PROBLEM REQUIREMENTS: The lines to be extracted begin at the line containing "Decode this image" and end at the last line of the data below; copy them exactly and leave out the pictures.
-------- MATERIAL FOR THIS EXERCISE
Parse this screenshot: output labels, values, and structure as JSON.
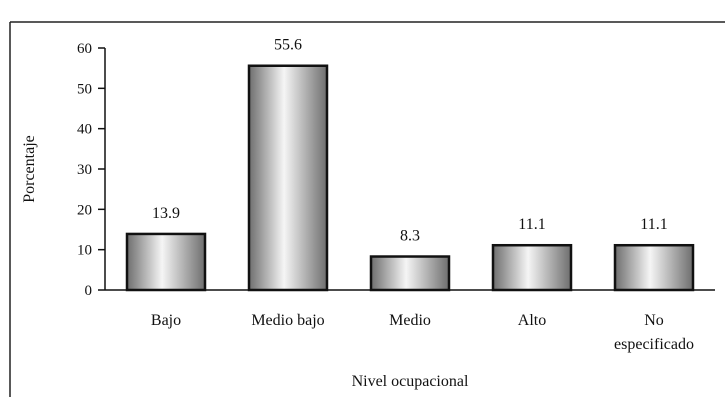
{
  "chart_data": {
    "type": "bar",
    "title": "",
    "xlabel": "Nivel ocupacional",
    "ylabel": "Porcentaje",
    "categories": [
      "Bajo",
      "Medio bajo",
      "Medio",
      "Alto",
      "No especificado"
    ],
    "category_lines": [
      [
        "Bajo"
      ],
      [
        "Medio bajo"
      ],
      [
        "Medio"
      ],
      [
        "Alto"
      ],
      [
        "No",
        "especificado"
      ]
    ],
    "values": [
      13.9,
      55.6,
      8.3,
      11.1,
      11.1
    ],
    "value_labels": [
      "13.9",
      "55.6",
      "8.3",
      "11.1",
      "11.1"
    ],
    "ylim": [
      0,
      60
    ],
    "yticks": [
      0,
      10,
      20,
      30,
      40,
      50,
      60
    ],
    "grid": false,
    "legend": "none",
    "bar_fill": "gradient-gray",
    "colors": {
      "bar_dark": "#6e6e6e",
      "bar_light": "#f5f5f5",
      "outline": "#111111"
    }
  }
}
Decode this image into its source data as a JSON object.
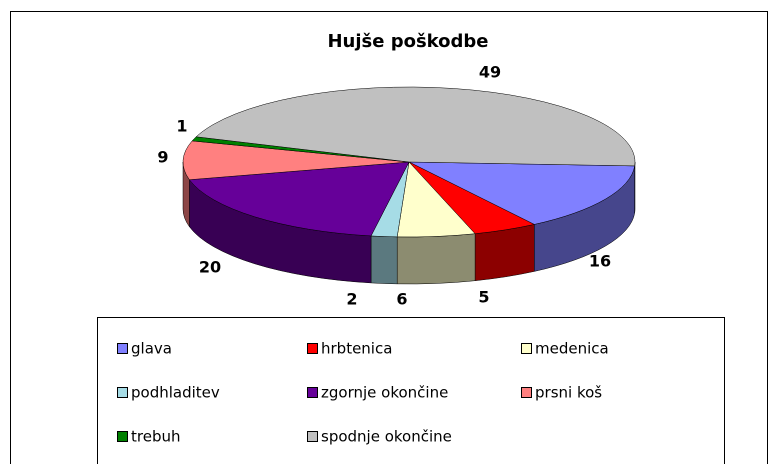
{
  "chart_data": {
    "type": "pie3d",
    "title": "Hujše poškodbe",
    "categories": [
      "glava",
      "hrbtenica",
      "medenica",
      "podhladitev",
      "zgornje okončine",
      "prsni koš",
      "trebuh",
      "spodnje okončine"
    ],
    "values": [
      16,
      5,
      6,
      2,
      20,
      9,
      1,
      49
    ],
    "colors": [
      "#8080ff",
      "#ff0000",
      "#ffffcc",
      "#a6dce6",
      "#660099",
      "#ff8080",
      "#008000",
      "#c0c0c0"
    ],
    "legend": "bottom"
  }
}
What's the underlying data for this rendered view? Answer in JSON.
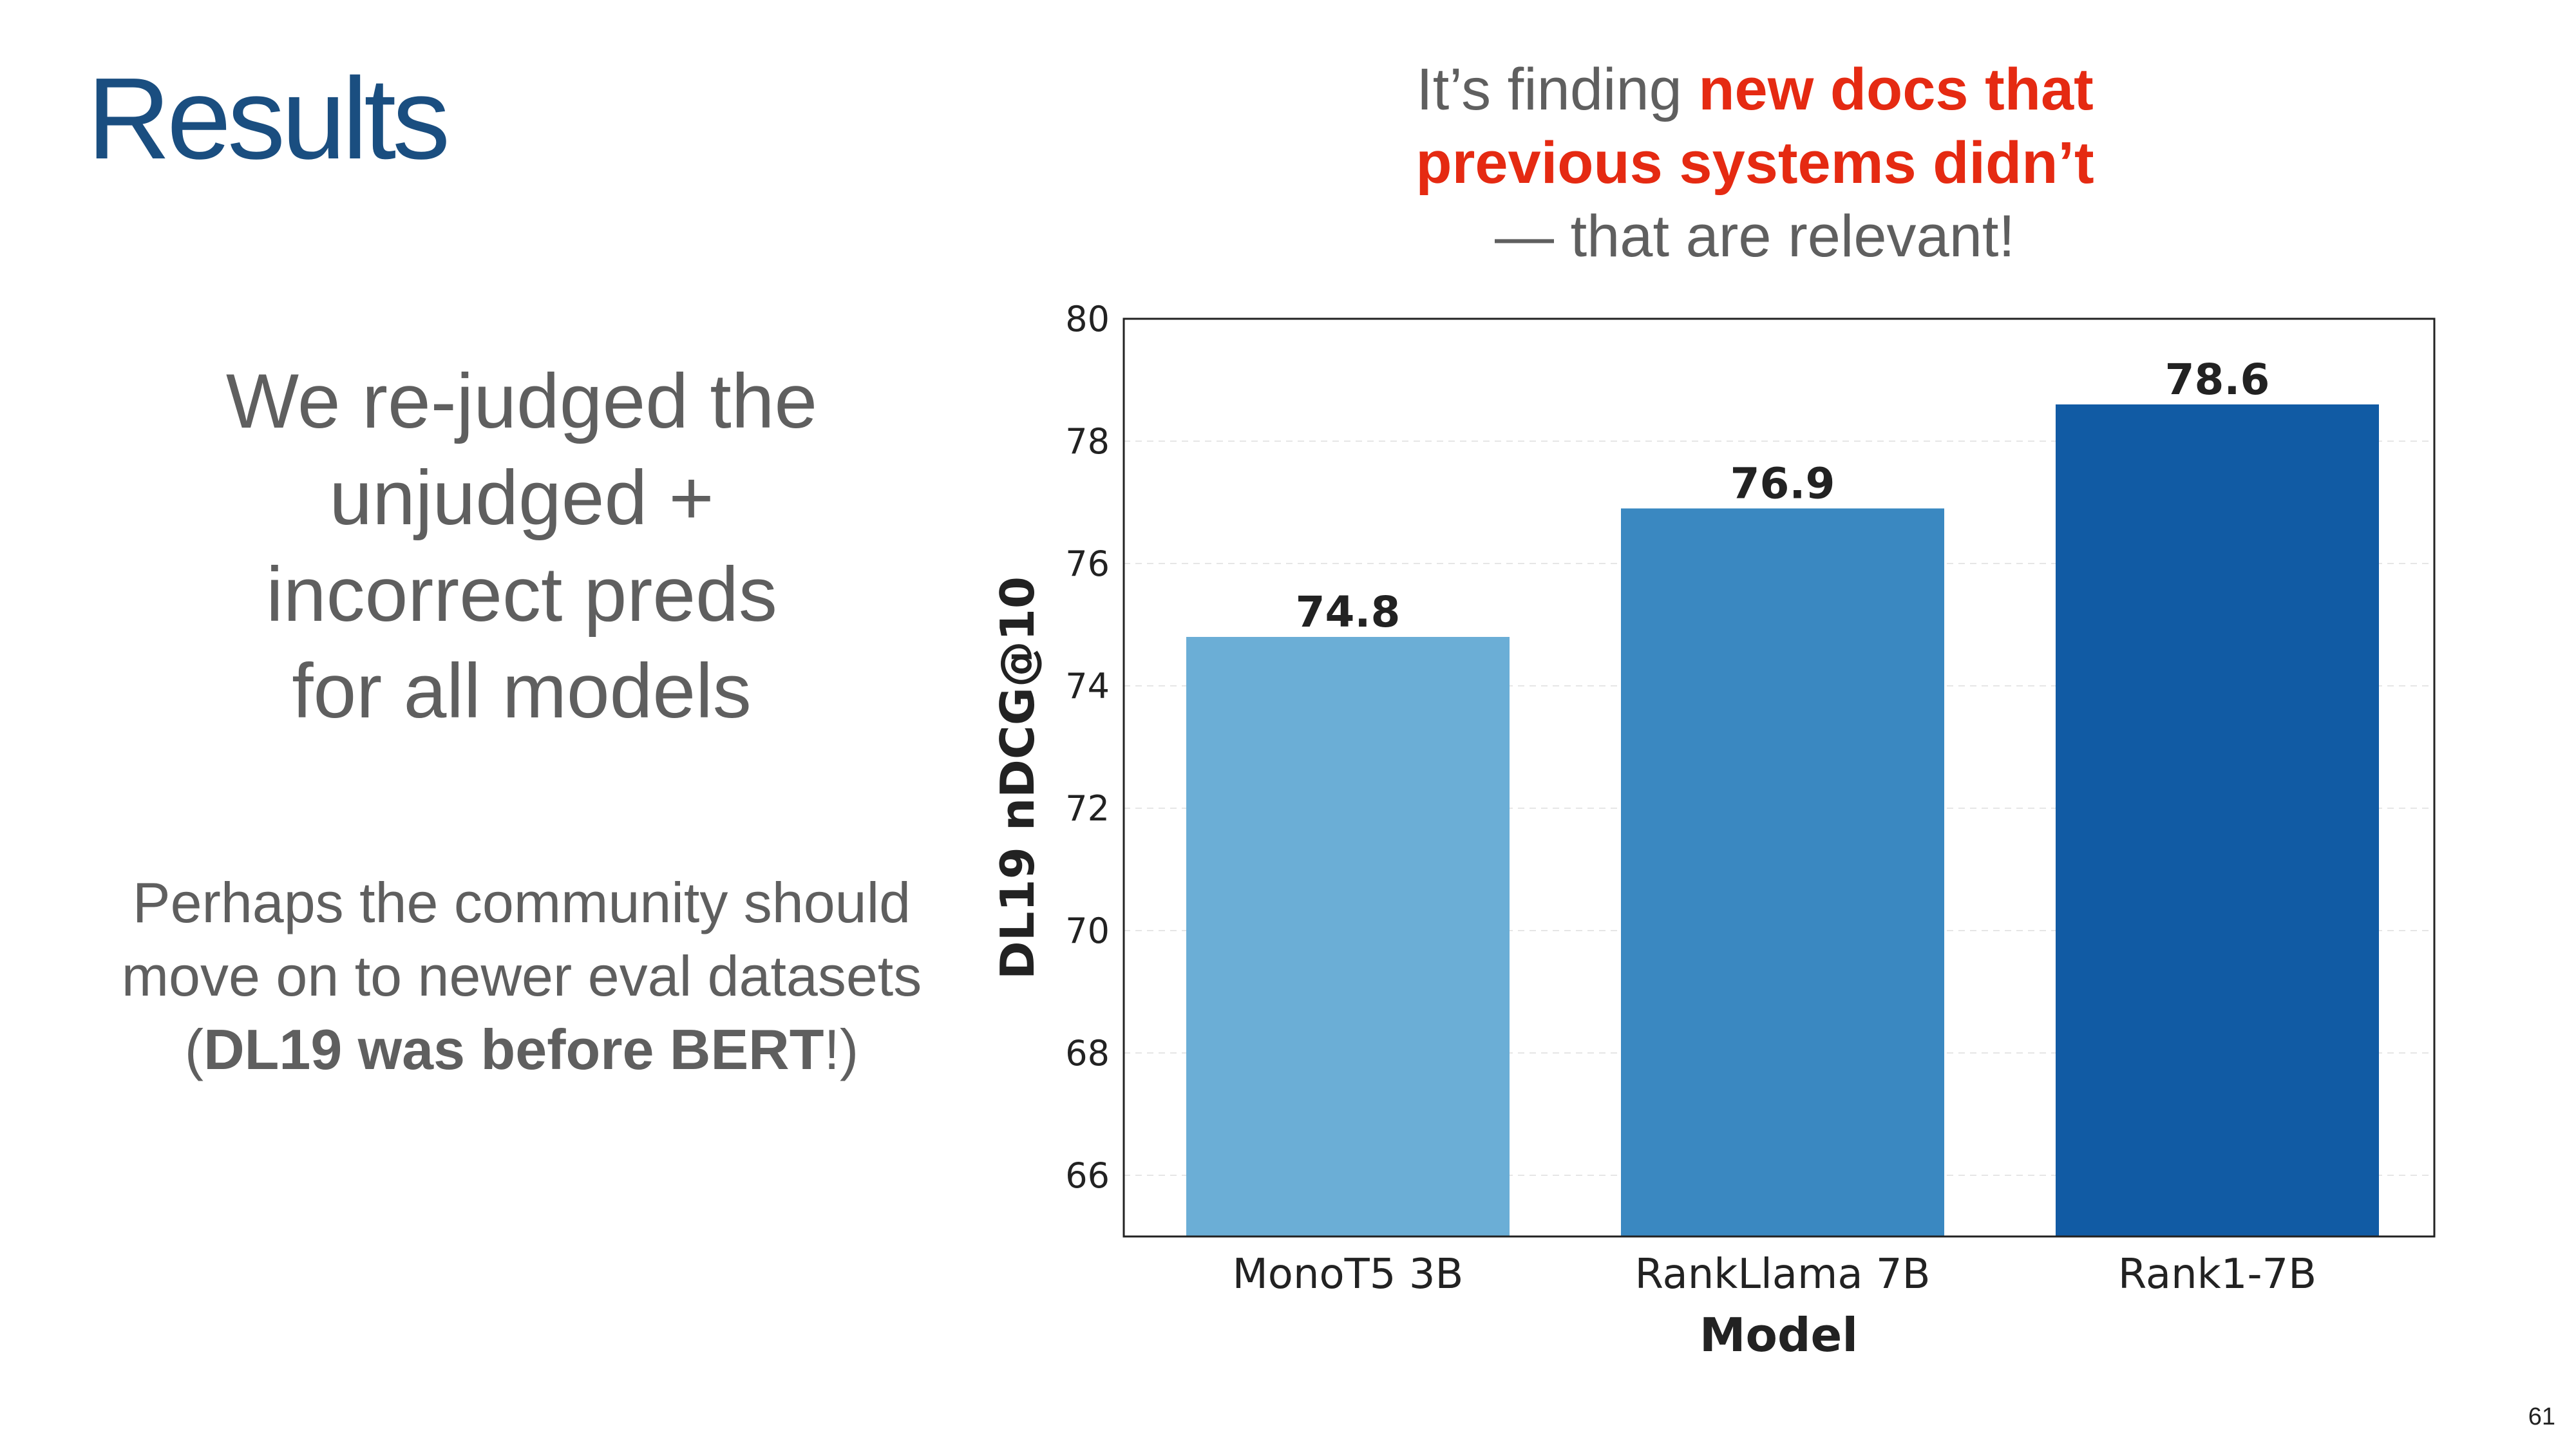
{
  "slide": {
    "title": "Results",
    "main_lines": [
      "We re-judged the",
      "unjudged +",
      "incorrect preds",
      "for all models"
    ],
    "note": {
      "pre": "Perhaps the community should move on to newer eval datasets (",
      "bold": "DL19 was before BERT",
      "post": "!)"
    },
    "callout": {
      "pre": "It’s finding ",
      "highlight": "new docs that previous systems didn’t",
      "post": "— that are relevant!"
    },
    "page_number": "61"
  },
  "colors": {
    "title": "#1a4e80",
    "highlight": "#e52a12",
    "text": "#5f5f5f"
  },
  "chart_data": {
    "type": "bar",
    "categories": [
      "MonoT5 3B",
      "RankLlama 7B",
      "Rank1-7B"
    ],
    "values": [
      74.8,
      76.9,
      78.6
    ],
    "value_labels": [
      "74.8",
      "76.9",
      "78.6"
    ],
    "colors": [
      "#6baed6",
      "#3a88c1",
      "#115ba4"
    ],
    "xlabel": "Model",
    "ylabel": "DL19 nDCG@10",
    "ylim": [
      65,
      80
    ],
    "yticks": [
      "66",
      "68",
      "70",
      "72",
      "74",
      "76",
      "78",
      "80"
    ],
    "grid": "horizontal dashed",
    "legend": "none"
  }
}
----------------
FULL OUTPUT:
Decode this image into its source data as a JSON object.
{
  "chart_data": {
    "type": "pie3d",
    "title": "Hujše poškodbe",
    "categories": [
      "glava",
      "hrbtenica",
      "medenica",
      "podhladitev",
      "zgornje okončine",
      "prsni koš",
      "trebuh",
      "spodnje okončine"
    ],
    "values": [
      16,
      5,
      6,
      2,
      20,
      9,
      1,
      49
    ],
    "colors": [
      "#8080ff",
      "#ff0000",
      "#ffffcc",
      "#a6dce6",
      "#660099",
      "#ff8080",
      "#008000",
      "#c0c0c0"
    ],
    "legend": "bottom"
  }
}
What's the underlying data for this rendered view? Answer in JSON.
{
  "slide": {
    "title": "Results",
    "main_lines": [
      "We re-judged the",
      "unjudged +",
      "incorrect preds",
      "for all models"
    ],
    "note": {
      "pre": "Perhaps the community should move on to newer eval datasets (",
      "bold": "DL19 was before BERT",
      "post": "!)"
    },
    "callout": {
      "pre": "It’s finding ",
      "highlight": "new docs that previous systems didn’t",
      "post": "— that are relevant!"
    },
    "page_number": "61"
  },
  "colors": {
    "title": "#1a4e80",
    "highlight": "#e52a12",
    "text": "#5f5f5f"
  },
  "chart_data": {
    "type": "bar",
    "categories": [
      "MonoT5 3B",
      "RankLlama 7B",
      "Rank1-7B"
    ],
    "values": [
      74.8,
      76.9,
      78.6
    ],
    "value_labels": [
      "74.8",
      "76.9",
      "78.6"
    ],
    "colors": [
      "#6baed6",
      "#3a88c1",
      "#115ba4"
    ],
    "xlabel": "Model",
    "ylabel": "DL19 nDCG@10",
    "ylim": [
      65,
      80
    ],
    "yticks": [
      "66",
      "68",
      "70",
      "72",
      "74",
      "76",
      "78",
      "80"
    ],
    "grid": "horizontal dashed",
    "legend": "none"
  }
}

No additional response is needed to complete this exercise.